What the task asks »
Edit the entries below by replacing "localize" with "locate", and leave everything else unchanged.

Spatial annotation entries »
- - - - -

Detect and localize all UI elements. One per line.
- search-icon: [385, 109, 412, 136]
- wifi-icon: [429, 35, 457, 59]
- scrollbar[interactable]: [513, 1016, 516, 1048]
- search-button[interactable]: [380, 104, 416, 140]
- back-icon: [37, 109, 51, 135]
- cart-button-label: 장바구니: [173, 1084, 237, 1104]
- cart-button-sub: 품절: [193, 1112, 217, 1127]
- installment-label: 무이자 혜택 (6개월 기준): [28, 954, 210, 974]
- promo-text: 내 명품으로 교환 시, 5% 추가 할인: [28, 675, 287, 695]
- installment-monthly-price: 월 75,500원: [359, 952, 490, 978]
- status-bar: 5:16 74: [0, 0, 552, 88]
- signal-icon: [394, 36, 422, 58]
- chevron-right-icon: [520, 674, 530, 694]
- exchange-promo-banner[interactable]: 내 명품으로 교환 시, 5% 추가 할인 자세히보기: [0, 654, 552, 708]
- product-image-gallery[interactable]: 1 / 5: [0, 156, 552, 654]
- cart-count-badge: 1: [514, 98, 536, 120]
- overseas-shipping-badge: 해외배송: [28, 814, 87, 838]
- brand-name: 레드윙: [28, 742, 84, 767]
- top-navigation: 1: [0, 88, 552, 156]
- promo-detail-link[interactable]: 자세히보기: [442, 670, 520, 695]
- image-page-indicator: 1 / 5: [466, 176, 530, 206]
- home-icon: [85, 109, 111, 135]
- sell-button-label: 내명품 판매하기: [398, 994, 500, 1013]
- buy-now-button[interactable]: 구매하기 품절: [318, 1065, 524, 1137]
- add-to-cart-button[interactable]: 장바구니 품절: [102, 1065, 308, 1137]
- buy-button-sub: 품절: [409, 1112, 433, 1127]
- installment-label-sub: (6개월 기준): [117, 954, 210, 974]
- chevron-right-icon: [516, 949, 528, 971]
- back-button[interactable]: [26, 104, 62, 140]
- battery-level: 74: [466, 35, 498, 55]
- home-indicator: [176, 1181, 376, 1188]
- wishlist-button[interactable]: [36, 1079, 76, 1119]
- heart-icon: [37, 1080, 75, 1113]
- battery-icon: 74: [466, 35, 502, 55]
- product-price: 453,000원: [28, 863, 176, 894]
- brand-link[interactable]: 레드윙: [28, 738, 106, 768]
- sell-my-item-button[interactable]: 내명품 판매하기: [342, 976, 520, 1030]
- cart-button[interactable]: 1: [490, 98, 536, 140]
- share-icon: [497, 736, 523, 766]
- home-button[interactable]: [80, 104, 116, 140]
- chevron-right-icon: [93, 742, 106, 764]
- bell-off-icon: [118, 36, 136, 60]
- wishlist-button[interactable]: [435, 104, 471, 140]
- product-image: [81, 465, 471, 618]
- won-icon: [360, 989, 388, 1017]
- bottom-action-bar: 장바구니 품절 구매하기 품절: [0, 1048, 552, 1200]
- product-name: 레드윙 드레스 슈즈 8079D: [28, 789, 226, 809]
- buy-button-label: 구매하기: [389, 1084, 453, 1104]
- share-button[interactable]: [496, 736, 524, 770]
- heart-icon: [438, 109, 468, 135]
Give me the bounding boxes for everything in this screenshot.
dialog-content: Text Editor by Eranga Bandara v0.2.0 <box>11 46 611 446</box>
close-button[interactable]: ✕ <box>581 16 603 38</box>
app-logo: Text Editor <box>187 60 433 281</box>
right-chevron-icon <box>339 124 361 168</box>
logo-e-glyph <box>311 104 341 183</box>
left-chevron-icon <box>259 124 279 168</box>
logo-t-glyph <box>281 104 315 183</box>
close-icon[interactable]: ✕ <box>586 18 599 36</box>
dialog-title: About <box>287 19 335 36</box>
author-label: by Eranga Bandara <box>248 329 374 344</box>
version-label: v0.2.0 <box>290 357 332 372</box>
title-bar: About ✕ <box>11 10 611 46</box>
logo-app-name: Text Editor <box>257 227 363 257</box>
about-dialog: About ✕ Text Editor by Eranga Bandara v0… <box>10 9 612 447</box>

- - - - -

Exercise result »
Detect and locate all UI elements. One per line.
- search-icon: [385, 109, 412, 136]
- wifi-icon: [429, 35, 457, 59]
- scrollbar[interactable]: [513, 1016, 516, 1048]
- search-button[interactable]: [380, 104, 416, 140]
- back-icon: [37, 109, 51, 135]
- cart-button-label: 장바구니: [173, 1084, 237, 1104]
- cart-button-sub: 품절: [193, 1112, 217, 1127]
- installment-label: 무이자 혜택 (6개월 기준): [28, 954, 210, 974]
- promo-text: 내 명품으로 교환 시, 5% 추가 할인: [28, 675, 287, 695]
- installment-monthly-price: 월 75,500원: [359, 952, 490, 978]
- status-bar: 5:16 74: [0, 0, 552, 88]
- signal-icon: [394, 36, 422, 58]
- chevron-right-icon: [520, 674, 530, 694]
- exchange-promo-banner[interactable]: 내 명품으로 교환 시, 5% 추가 할인 자세히보기: [0, 654, 552, 708]
- product-image-gallery[interactable]: 1 / 5: [0, 156, 552, 654]
- cart-count-badge: 1: [514, 98, 536, 120]
- overseas-shipping-badge: 해외배송: [28, 814, 87, 838]
- brand-name: 레드윙: [28, 742, 84, 767]
- top-navigation: 1: [0, 88, 552, 156]
- promo-detail-link[interactable]: 자세히보기: [442, 670, 520, 695]
- image-page-indicator: 1 / 5: [466, 176, 530, 206]
- home-icon: [85, 109, 111, 135]
- sell-button-label: 내명품 판매하기: [398, 994, 500, 1013]
- buy-now-button[interactable]: 구매하기 품절: [318, 1065, 524, 1137]
- add-to-cart-button[interactable]: 장바구니 품절: [102, 1065, 308, 1137]
- buy-button-sub: 품절: [409, 1112, 433, 1127]
- installment-label-sub: (6개월 기준): [117, 954, 210, 974]
- chevron-right-icon: [516, 949, 528, 971]
- back-button[interactable]: [26, 104, 62, 140]
- battery-level: 74: [466, 35, 498, 55]
- home-indicator: [176, 1181, 376, 1188]
- wishlist-button[interactable]: [36, 1079, 76, 1119]
- heart-icon: [37, 1080, 75, 1113]
- battery-icon: 74: [466, 35, 502, 55]
- product-price: 453,000원: [28, 863, 176, 894]
- brand-link[interactable]: 레드윙: [28, 738, 106, 768]
- sell-my-item-button[interactable]: 내명품 판매하기: [342, 976, 520, 1030]
- cart-button[interactable]: 1: [490, 98, 536, 140]
- share-icon: [497, 736, 523, 766]
- home-button[interactable]: [80, 104, 116, 140]
- chevron-right-icon: [93, 742, 106, 764]
- bell-off-icon: [118, 36, 136, 60]
- wishlist-button[interactable]: [435, 104, 471, 140]
- product-image: [81, 465, 471, 618]
- won-icon: [360, 989, 388, 1017]
- bottom-action-bar: 장바구니 품절 구매하기 품절: [0, 1048, 552, 1200]
- product-name: 레드윙 드레스 슈즈 8079D: [28, 789, 226, 809]
- buy-button-label: 구매하기: [389, 1084, 453, 1104]
- share-button[interactable]: [496, 736, 524, 770]
- heart-icon: [438, 109, 468, 135]
Give me the bounding boxes for everything in this screenshot.
dialog-content: Text Editor by Eranga Bandara v0.2.0 <box>11 46 611 446</box>
close-button[interactable]: ✕ <box>581 16 603 38</box>
app-logo: Text Editor <box>187 60 433 281</box>
right-chevron-icon <box>339 124 361 168</box>
logo-e-glyph <box>311 104 341 183</box>
left-chevron-icon <box>259 124 279 168</box>
logo-t-glyph <box>281 104 315 183</box>
close-icon[interactable]: ✕ <box>586 18 599 36</box>
dialog-title: About <box>287 19 335 36</box>
author-label: by Eranga Bandara <box>248 329 374 344</box>
version-label: v0.2.0 <box>290 357 332 372</box>
title-bar: About ✕ <box>11 10 611 46</box>
logo-app-name: Text Editor <box>257 227 363 257</box>
about-dialog: About ✕ Text Editor by Eranga Bandara v0… <box>10 9 612 447</box>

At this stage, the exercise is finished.